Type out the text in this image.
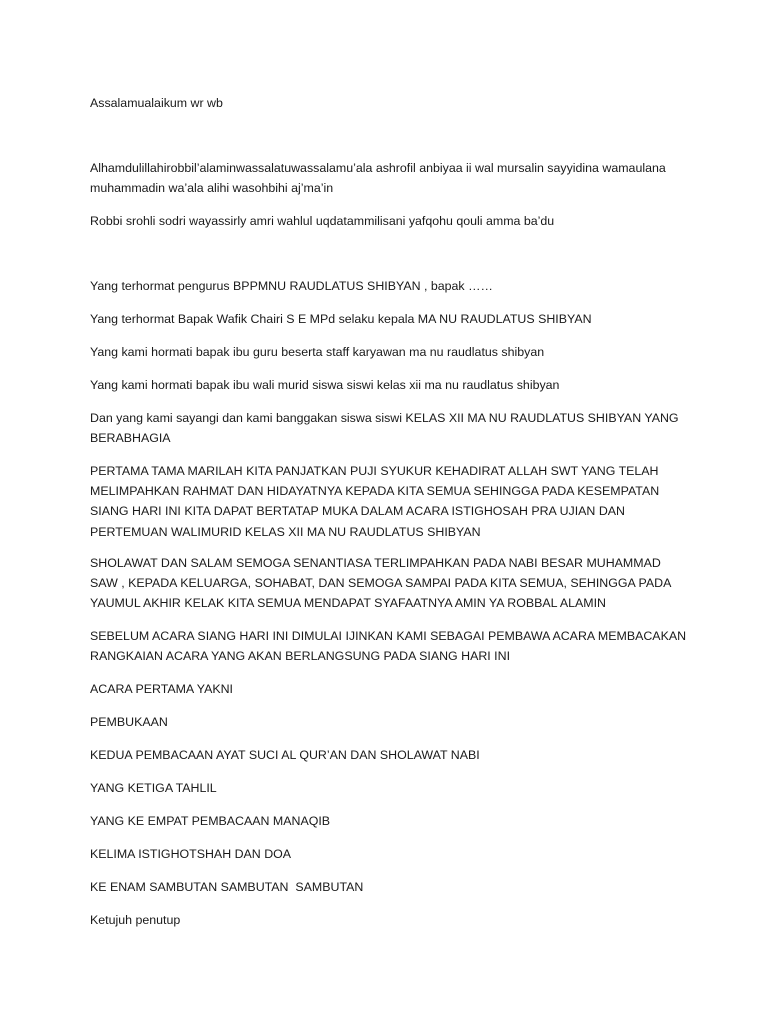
Assalamualaikum wr wb

Alhamdulillahirobbil’alaminwassalatuwassalamu’ala ashrofil anbiyaa ii wal mursalin sayyidina wamaulana muhammadin wa’ala alihi wasohbihi aj’ma’in

Robbi srohli sodri wayassirly amri wahlul uqdatammilisani yafqohu qouli amma ba’du

Yang terhormat pengurus BPPMNU RAUDLATUS SHIBYAN , bapak ……

Yang terhormat Bapak Wafik Chairi S E MPd selaku kepala MA NU RAUDLATUS SHIBYAN

Yang kami hormati bapak ibu guru beserta staff karyawan ma nu raudlatus shibyan

Yang kami hormati bapak ibu wali murid siswa siswi kelas xii ma nu raudlatus shibyan

Dan yang kami sayangi dan kami banggakan siswa siswi KELAS XII MA NU RAUDLATUS SHIBYAN YANG BERABHAGIA

PERTAMA TAMA MARILAH KITA PANJATKAN PUJI SYUKUR KEHADIRAT ALLAH SWT YANG TELAH MELIMPAHKAN RAHMAT DAN HIDAYATNYA KEPADA KITA SEMUA SEHINGGA PADA KESEMPATAN SIANG HARI INI KITA DAPAT BERTATAP MUKA DALAM ACARA ISTIGHOSAH PRA UJIAN DAN PERTEMUAN WALIMURID KELAS XII MA NU RAUDLATUS SHIBYAN

SHOLAWAT DAN SALAM SEMOGA SENANTIASA TERLIMPAHKAN PADA NABI BESAR MUHAMMAD SAW , KEPADA KELUARGA, SOHABAT, DAN SEMOGA SAMPAI PADA KITA SEMUA, SEHINGGA PADA YAUMUL AKHIR KELAK KITA SEMUA MENDAPAT SYAFAATNYA AMIN YA ROBBAL ALAMIN

SEBELUM ACARA SIANG HARI INI DIMULAI IJINKAN KAMI SEBAGAI PEMBAWA ACARA MEMBACAKAN RANGKAIAN ACARA YANG AKAN BERLANGSUNG PADA SIANG HARI INI

ACARA PERTAMA YAKNI

PEMBUKAAN

KEDUA PEMBACAAN AYAT SUCI AL QUR’AN DAN SHOLAWAT NABI

YANG KETIGA TAHLIL

YANG KE EMPAT PEMBACAAN MANAQIB

KELIMA ISTIGHOTSHAH DAN DOA

KE ENAM SAMBUTAN SAMBUTAN  SAMBUTAN

Ketujuh penutup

== WHAT IS BEING ASKED ==
Copy each line of the records precisely and drop any images they hold.

== ANSWER BELOW ==
Type out the text in this image.
Assalamualaikum wr wb

Alhamdulillahirobbil’alaminwassalatuwassalamu’ala ashrofil anbiyaa ii wal mursalin sayyidina wamaulana muhammadin wa’ala alihi wasohbihi aj’ma’in

Robbi srohli sodri wayassirly amri wahlul uqdatammilisani yafqohu qouli amma ba’du

Yang terhormat pengurus BPPMNU RAUDLATUS SHIBYAN , bapak ……

Yang terhormat Bapak Wafik Chairi S E MPd selaku kepala MA NU RAUDLATUS SHIBYAN

Yang kami hormati bapak ibu guru beserta staff karyawan ma nu raudlatus shibyan

Yang kami hormati bapak ibu wali murid siswa siswi kelas xii ma nu raudlatus shibyan

Dan yang kami sayangi dan kami banggakan siswa siswi KELAS XII MA NU RAUDLATUS SHIBYAN YANG BERABHAGIA

PERTAMA TAMA MARILAH KITA PANJATKAN PUJI SYUKUR KEHADIRAT ALLAH SWT YANG TELAH MELIMPAHKAN RAHMAT DAN HIDAYATNYA KEPADA KITA SEMUA SEHINGGA PADA KESEMPATAN SIANG HARI INI KITA DAPAT BERTATAP MUKA DALAM ACARA ISTIGHOSAH PRA UJIAN DAN PERTEMUAN WALIMURID KELAS XII MA NU RAUDLATUS SHIBYAN

SHOLAWAT DAN SALAM SEMOGA SENANTIASA TERLIMPAHKAN PADA NABI BESAR MUHAMMAD SAW , KEPADA KELUARGA, SOHABAT, DAN SEMOGA SAMPAI PADA KITA SEMUA, SEHINGGA PADA YAUMUL AKHIR KELAK KITA SEMUA MENDAPAT SYAFAATNYA AMIN YA ROBBAL ALAMIN

SEBELUM ACARA SIANG HARI INI DIMULAI IJINKAN KAMI SEBAGAI PEMBAWA ACARA MEMBACAKAN RANGKAIAN ACARA YANG AKAN BERLANGSUNG PADA SIANG HARI INI

ACARA PERTAMA YAKNI

PEMBUKAAN

KEDUA PEMBACAAN AYAT SUCI AL QUR’AN DAN SHOLAWAT NABI

YANG KETIGA TAHLIL

YANG KE EMPAT PEMBACAAN MANAQIB

KELIMA ISTIGHOTSHAH DAN DOA

KE ENAM SAMBUTAN SAMBUTAN  SAMBUTAN

Ketujuh penutup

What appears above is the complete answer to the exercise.